### Records from a collection of figures
[start]

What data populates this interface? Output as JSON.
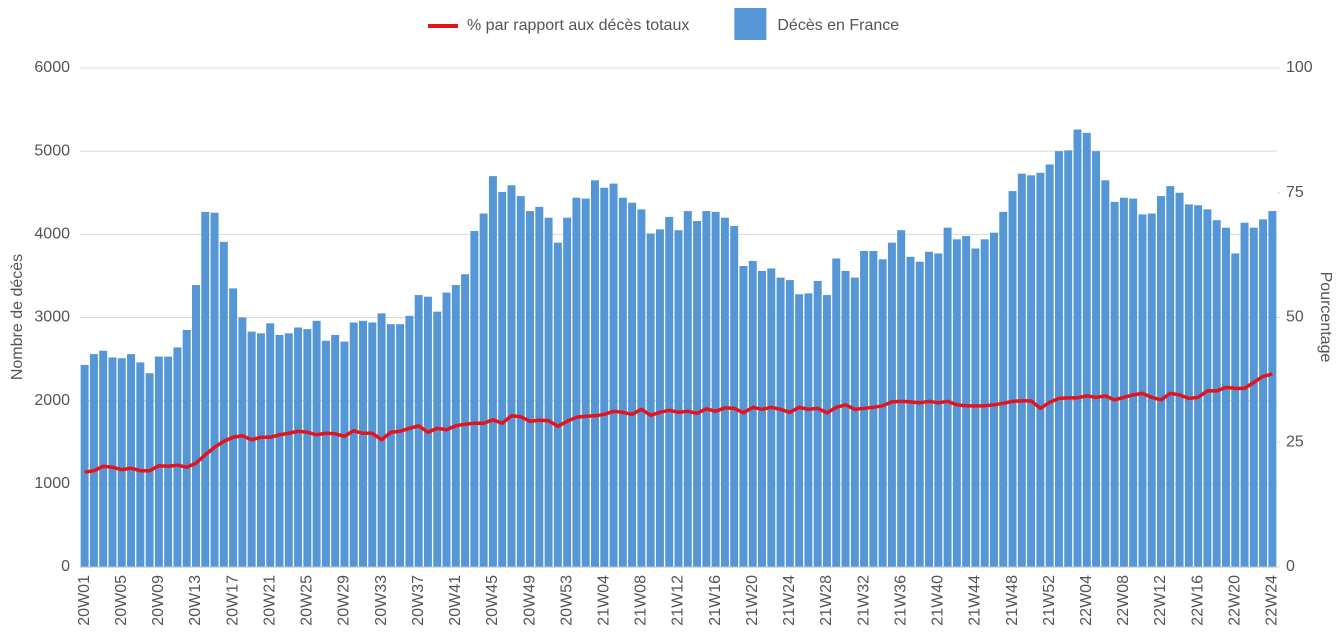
{
  "chart_data": {
    "type": "bar",
    "y_label": "Nombre de décès",
    "y2_label": "Pourcentage",
    "categories": [
      "20W01",
      null,
      null,
      null,
      "20W05",
      null,
      null,
      null,
      "20W09",
      null,
      null,
      null,
      "20W13",
      null,
      null,
      null,
      "20W17",
      null,
      null,
      null,
      "20W21",
      null,
      null,
      null,
      "20W25",
      null,
      null,
      null,
      "20W29",
      null,
      null,
      null,
      "20W33",
      null,
      null,
      null,
      "20W37",
      null,
      null,
      null,
      "20W41",
      null,
      null,
      null,
      "20W45",
      null,
      null,
      null,
      "20W49",
      null,
      null,
      null,
      "20W53",
      null,
      null,
      null,
      "21W04",
      null,
      null,
      null,
      "21W08",
      null,
      null,
      null,
      "21W12",
      null,
      null,
      null,
      "21W16",
      null,
      null,
      null,
      "21W20",
      null,
      null,
      null,
      "21W24",
      null,
      null,
      null,
      "21W28",
      null,
      null,
      null,
      "21W32",
      null,
      null,
      null,
      "21W36",
      null,
      null,
      null,
      "21W40",
      null,
      null,
      null,
      "21W44",
      null,
      null,
      null,
      "21W48",
      null,
      null,
      null,
      "21W52",
      null,
      null,
      null,
      "22W04",
      null,
      null,
      null,
      "22W08",
      null,
      null,
      null,
      "22W12",
      null,
      null,
      null,
      "22W16",
      null,
      null,
      null,
      "22W20",
      null,
      null,
      null,
      "22W24"
    ],
    "series": [
      {
        "name": "% par rapport aux décès totaux",
        "type": "line",
        "axis": "y2",
        "color": "#e3141b",
        "values": [
          19,
          19.3,
          20.2,
          20,
          19.5,
          19.8,
          19.3,
          19.3,
          20.3,
          20.2,
          20.4,
          20,
          20.8,
          22.5,
          24,
          25.2,
          26,
          26.3,
          25.5,
          26,
          26,
          26.5,
          26.8,
          27.2,
          27,
          26.5,
          26.8,
          26.7,
          26.2,
          27.3,
          26.8,
          26.8,
          25.5,
          27,
          27.2,
          27.8,
          28.3,
          27,
          27.8,
          27.5,
          28.3,
          28.6,
          28.8,
          28.8,
          29.5,
          28.8,
          30.3,
          30.1,
          29.2,
          29.4,
          29.3,
          28.2,
          29.2,
          30,
          30.2,
          30.3,
          30.6,
          31.2,
          31,
          30.6,
          31.6,
          30.4,
          31,
          31.4,
          31,
          31.2,
          30.8,
          31.7,
          31.2,
          31.9,
          31.8,
          30.9,
          32,
          31.6,
          32,
          31.6,
          31,
          32,
          31.6,
          31.8,
          30.9,
          32,
          32.5,
          31.6,
          31.8,
          32,
          32.3,
          33.1,
          33.2,
          33.1,
          32.9,
          33.2,
          32.9,
          33.2,
          32.5,
          32.3,
          32.3,
          32.3,
          32.5,
          32.8,
          33.2,
          33.3,
          33.3,
          31.8,
          33,
          33.8,
          33.9,
          33.9,
          34.3,
          34,
          34.3,
          33.5,
          34,
          34.5,
          34.8,
          34,
          33.5,
          34.8,
          34.5,
          33.8,
          34,
          35.3,
          35.3,
          36,
          35.8,
          35.8,
          37,
          38.2,
          38.7
        ]
      },
      {
        "name": "Décès en France",
        "type": "bar",
        "color": "#5597d6",
        "values": [
          2430,
          2560,
          2600,
          2520,
          2510,
          2560,
          2460,
          2330,
          2530,
          2530,
          2640,
          2850,
          3390,
          4270,
          4260,
          3910,
          3350,
          3000,
          2830,
          2810,
          2930,
          2790,
          2810,
          2880,
          2860,
          2960,
          2720,
          2790,
          2710,
          2940,
          2960,
          2940,
          3050,
          2920,
          2920,
          3020,
          3270,
          3250,
          3070,
          3300,
          3390,
          3520,
          4040,
          4250,
          4700,
          4510,
          4590,
          4460,
          4280,
          4330,
          4200,
          3900,
          4200,
          4440,
          4430,
          4650,
          4560,
          4610,
          4440,
          4380,
          4300,
          4010,
          4060,
          4210,
          4050,
          4280,
          4160,
          4280,
          4270,
          4200,
          4100,
          3620,
          3680,
          3560,
          3590,
          3480,
          3450,
          3280,
          3290,
          3440,
          3270,
          3710,
          3560,
          3480,
          3800,
          3800,
          3700,
          3900,
          4050,
          3730,
          3670,
          3790,
          3770,
          4080,
          3940,
          3980,
          3830,
          3940,
          4020,
          4270,
          4520,
          4730,
          4710,
          4740,
          4840,
          5000,
          5010,
          5260,
          5220,
          5000,
          4650,
          4390,
          4440,
          4430,
          4240,
          4250,
          4460,
          4580,
          4500,
          4360,
          4350,
          4300,
          4170,
          4080,
          3770,
          4140,
          4080,
          4180,
          4280
        ]
      }
    ],
    "ylim": [
      0,
      6000
    ],
    "yticks": [
      0,
      1000,
      2000,
      3000,
      4000,
      5000,
      6000
    ],
    "y2lim": [
      0,
      100
    ],
    "y2ticks": [
      0,
      25,
      50,
      75,
      100
    ],
    "grid": true,
    "legend": "top"
  }
}
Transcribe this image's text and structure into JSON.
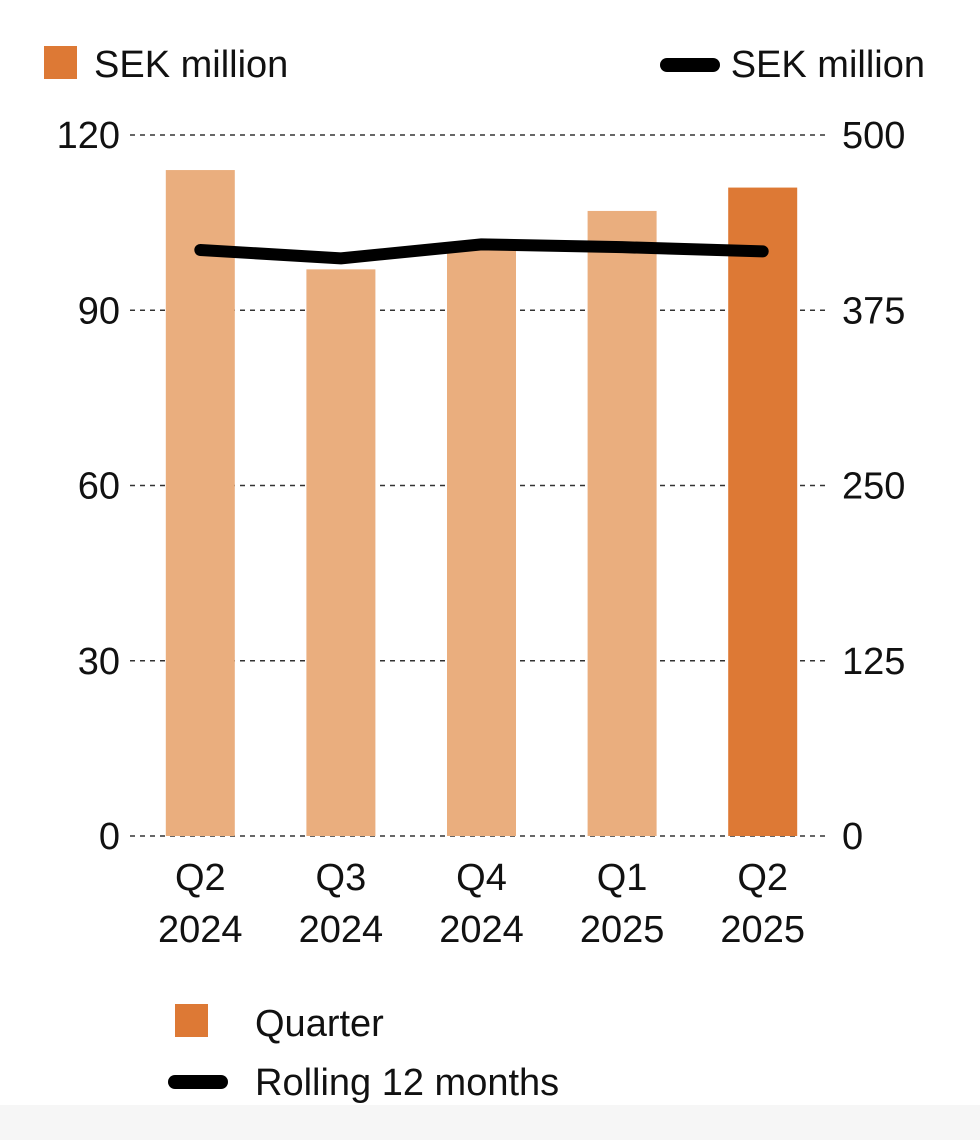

[end]

Copy out every line holding the string "this".

What data populates this interface? Output as JSON.
Transcribe this image's text and structure into JSON.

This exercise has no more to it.